> Problem description
Below are some records; reproduce every one of them exactly.

> Materials provided
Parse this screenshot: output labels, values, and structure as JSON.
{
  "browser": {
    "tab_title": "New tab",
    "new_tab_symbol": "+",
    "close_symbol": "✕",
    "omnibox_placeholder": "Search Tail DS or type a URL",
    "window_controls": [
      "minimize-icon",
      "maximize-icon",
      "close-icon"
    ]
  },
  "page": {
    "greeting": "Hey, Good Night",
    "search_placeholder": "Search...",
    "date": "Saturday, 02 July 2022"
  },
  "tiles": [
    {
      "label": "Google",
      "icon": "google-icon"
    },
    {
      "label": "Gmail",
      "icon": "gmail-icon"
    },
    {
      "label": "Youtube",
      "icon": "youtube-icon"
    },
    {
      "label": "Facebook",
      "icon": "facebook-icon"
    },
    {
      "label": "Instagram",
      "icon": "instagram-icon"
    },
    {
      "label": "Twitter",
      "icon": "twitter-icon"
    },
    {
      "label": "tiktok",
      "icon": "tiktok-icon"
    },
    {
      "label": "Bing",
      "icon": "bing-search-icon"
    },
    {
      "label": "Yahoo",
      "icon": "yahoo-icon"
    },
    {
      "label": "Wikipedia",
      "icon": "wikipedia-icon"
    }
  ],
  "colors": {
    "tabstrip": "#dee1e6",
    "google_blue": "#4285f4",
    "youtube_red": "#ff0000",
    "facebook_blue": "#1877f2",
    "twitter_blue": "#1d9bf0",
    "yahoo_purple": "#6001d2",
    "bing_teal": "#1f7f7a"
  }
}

> Correct answer
Parse this screenshot: output labels, values, and structure as JSON.
{
  "browser": {
    "tab_title": "New tab",
    "new_tab_symbol": "+",
    "close_symbol": "✕",
    "omnibox_placeholder": "Search Tail DS or type a URL",
    "window_controls": [
      "minimize-icon",
      "maximize-icon",
      "close-icon"
    ]
  },
  "page": {
    "greeting": "Hey, Good Night",
    "search_placeholder": "Search...",
    "date": "Saturday, 02 July 2022"
  },
  "tiles": [
    {
      "label": "Google",
      "icon": "google-icon"
    },
    {
      "label": "Gmail",
      "icon": "gmail-icon"
    },
    {
      "label": "Youtube",
      "icon": "youtube-icon"
    },
    {
      "label": "Facebook",
      "icon": "facebook-icon"
    },
    {
      "label": "Instagram",
      "icon": "instagram-icon"
    },
    {
      "label": "Twitter",
      "icon": "twitter-icon"
    },
    {
      "label": "tiktok",
      "icon": "tiktok-icon"
    },
    {
      "label": "Bing",
      "icon": "bing-search-icon"
    },
    {
      "label": "Yahoo",
      "icon": "yahoo-icon"
    },
    {
      "label": "Wikipedia",
      "icon": "wikipedia-icon"
    }
  ],
  "colors": {
    "tabstrip": "#dee1e6",
    "google_blue": "#4285f4",
    "youtube_red": "#ff0000",
    "facebook_blue": "#1877f2",
    "twitter_blue": "#1d9bf0",
    "yahoo_purple": "#6001d2",
    "bing_teal": "#1f7f7a"
  }
}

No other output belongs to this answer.